• [Task to complete]
All entries are to be given again verbatim.

## Begin Dataset entries

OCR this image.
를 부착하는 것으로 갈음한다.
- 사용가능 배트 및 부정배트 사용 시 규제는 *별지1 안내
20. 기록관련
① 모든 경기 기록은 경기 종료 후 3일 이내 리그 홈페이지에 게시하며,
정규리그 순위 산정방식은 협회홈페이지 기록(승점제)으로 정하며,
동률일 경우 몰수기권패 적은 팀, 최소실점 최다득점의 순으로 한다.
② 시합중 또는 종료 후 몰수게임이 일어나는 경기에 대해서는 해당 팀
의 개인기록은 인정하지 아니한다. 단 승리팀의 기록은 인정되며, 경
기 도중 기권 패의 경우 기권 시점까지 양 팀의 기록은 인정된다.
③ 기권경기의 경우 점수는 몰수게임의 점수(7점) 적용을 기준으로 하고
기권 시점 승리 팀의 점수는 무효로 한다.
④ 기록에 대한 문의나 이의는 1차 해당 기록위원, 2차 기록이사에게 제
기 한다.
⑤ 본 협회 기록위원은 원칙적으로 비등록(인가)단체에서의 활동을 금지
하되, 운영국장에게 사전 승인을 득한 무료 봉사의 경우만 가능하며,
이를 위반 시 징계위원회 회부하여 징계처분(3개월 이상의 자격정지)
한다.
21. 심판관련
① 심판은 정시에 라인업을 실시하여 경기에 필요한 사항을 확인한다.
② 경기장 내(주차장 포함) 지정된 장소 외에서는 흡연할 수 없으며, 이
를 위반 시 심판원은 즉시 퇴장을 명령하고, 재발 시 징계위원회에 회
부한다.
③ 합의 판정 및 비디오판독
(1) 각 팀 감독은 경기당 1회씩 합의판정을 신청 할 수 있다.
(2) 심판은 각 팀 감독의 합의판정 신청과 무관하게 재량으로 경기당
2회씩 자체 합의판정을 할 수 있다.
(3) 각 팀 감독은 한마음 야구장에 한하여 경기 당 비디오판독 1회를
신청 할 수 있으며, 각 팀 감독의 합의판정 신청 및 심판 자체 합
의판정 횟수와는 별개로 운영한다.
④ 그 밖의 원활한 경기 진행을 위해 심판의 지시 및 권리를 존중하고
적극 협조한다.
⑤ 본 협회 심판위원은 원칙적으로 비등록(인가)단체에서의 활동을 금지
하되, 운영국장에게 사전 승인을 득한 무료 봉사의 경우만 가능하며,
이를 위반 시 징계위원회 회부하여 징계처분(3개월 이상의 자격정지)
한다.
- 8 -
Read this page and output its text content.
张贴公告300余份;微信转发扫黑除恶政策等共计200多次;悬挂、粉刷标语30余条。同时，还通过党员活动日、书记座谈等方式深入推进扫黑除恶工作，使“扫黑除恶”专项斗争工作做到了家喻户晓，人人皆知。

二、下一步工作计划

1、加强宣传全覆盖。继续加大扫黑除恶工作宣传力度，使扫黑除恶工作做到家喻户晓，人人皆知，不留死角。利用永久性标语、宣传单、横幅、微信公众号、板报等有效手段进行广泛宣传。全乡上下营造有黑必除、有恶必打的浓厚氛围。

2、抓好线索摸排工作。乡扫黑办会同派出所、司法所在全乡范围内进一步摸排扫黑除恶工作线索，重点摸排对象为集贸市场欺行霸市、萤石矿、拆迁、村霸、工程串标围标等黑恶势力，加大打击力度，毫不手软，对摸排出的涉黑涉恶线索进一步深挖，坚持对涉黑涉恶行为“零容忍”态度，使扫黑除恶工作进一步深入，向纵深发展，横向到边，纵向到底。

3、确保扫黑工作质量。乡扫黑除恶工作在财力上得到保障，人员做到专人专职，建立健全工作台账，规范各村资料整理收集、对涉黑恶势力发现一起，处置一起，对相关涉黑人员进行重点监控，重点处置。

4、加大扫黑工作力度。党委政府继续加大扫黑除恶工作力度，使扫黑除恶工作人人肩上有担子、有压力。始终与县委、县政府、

## End Dataset entries

• [Task result]
OCR this image.
를 부착하는 것으로 갈음한다.
- 사용가능 배트 및 부정배트 사용 시 규제는 *별지1 안내
20. 기록관련
① 모든 경기 기록은 경기 종료 후 3일 이내 리그 홈페이지에 게시하며,
정규리그 순위 산정방식은 협회홈페이지 기록(승점제)으로 정하며,
동률일 경우 몰수기권패 적은 팀, 최소실점 최다득점의 순으로 한다.
② 시합중 또는 종료 후 몰수게임이 일어나는 경기에 대해서는 해당 팀
의 개인기록은 인정하지 아니한다. 단 승리팀의 기록은 인정되며, 경
기 도중 기권 패의 경우 기권 시점까지 양 팀의 기록은 인정된다.
③ 기권경기의 경우 점수는 몰수게임의 점수(7점) 적용을 기준으로 하고
기권 시점 승리 팀의 점수는 무효로 한다.
④ 기록에 대한 문의나 이의는 1차 해당 기록위원, 2차 기록이사에게 제
기 한다.
⑤ 본 협회 기록위원은 원칙적으로 비등록(인가)단체에서의 활동을 금지
하되, 운영국장에게 사전 승인을 득한 무료 봉사의 경우만 가능하며,
이를 위반 시 징계위원회 회부하여 징계처분(3개월 이상의 자격정지)
한다.
21. 심판관련
① 심판은 정시에 라인업을 실시하여 경기에 필요한 사항을 확인한다.
② 경기장 내(주차장 포함) 지정된 장소 외에서는 흡연할 수 없으며, 이
를 위반 시 심판원은 즉시 퇴장을 명령하고, 재발 시 징계위원회에 회
부한다.
③ 합의 판정 및 비디오판독
(1) 각 팀 감독은 경기당 1회씩 합의판정을 신청 할 수 있다.
(2) 심판은 각 팀 감독의 합의판정 신청과 무관하게 재량으로 경기당
2회씩 자체 합의판정을 할 수 있다.
(3) 각 팀 감독은 한마음 야구장에 한하여 경기 당 비디오판독 1회를
신청 할 수 있으며, 각 팀 감독의 합의판정 신청 및 심판 자체 합
의판정 횟수와는 별개로 운영한다.
④ 그 밖의 원활한 경기 진행을 위해 심판의 지시 및 권리를 존중하고
적극 협조한다.
⑤ 본 협회 심판위원은 원칙적으로 비등록(인가)단체에서의 활동을 금지
하되, 운영국장에게 사전 승인을 득한 무료 봉사의 경우만 가능하며,
이를 위반 시 징계위원회 회부하여 징계처분(3개월 이상의 자격정지)
한다.
- 8 -
Read this page and output its text content.
张贴公告300余份;微信转发扫黑除恶政策等共计200多次;悬挂、粉刷标语30余条。同时，还通过党员活动日、书记座谈等方式深入推进扫黑除恶工作，使“扫黑除恶”专项斗争工作做到了家喻户晓，人人皆知。

二、下一步工作计划

1、加强宣传全覆盖。继续加大扫黑除恶工作宣传力度，使扫黑除恶工作做到家喻户晓，人人皆知，不留死角。利用永久性标语、宣传单、横幅、微信公众号、板报等有效手段进行广泛宣传。全乡上下营造有黑必除、有恶必打的浓厚氛围。

2、抓好线索摸排工作。乡扫黑办会同派出所、司法所在全乡范围内进一步摸排扫黑除恶工作线索，重点摸排对象为集贸市场欺行霸市、萤石矿、拆迁、村霸、工程串标围标等黑恶势力，加大打击力度，毫不手软，对摸排出的涉黑涉恶线索进一步深挖，坚持对涉黑涉恶行为“零容忍”态度，使扫黑除恶工作进一步深入，向纵深发展，横向到边，纵向到底。

3、确保扫黑工作质量。乡扫黑除恶工作在财力上得到保障，人员做到专人专职，建立健全工作台账，规范各村资料整理收集、对涉黑恶势力发现一起，处置一起，对相关涉黑人员进行重点监控，重点处置。

4、加大扫黑工作力度。党委政府继续加大扫黑除恶工作力度，使扫黑除恶工作人人肩上有担子、有压力。始终与县委、县政府、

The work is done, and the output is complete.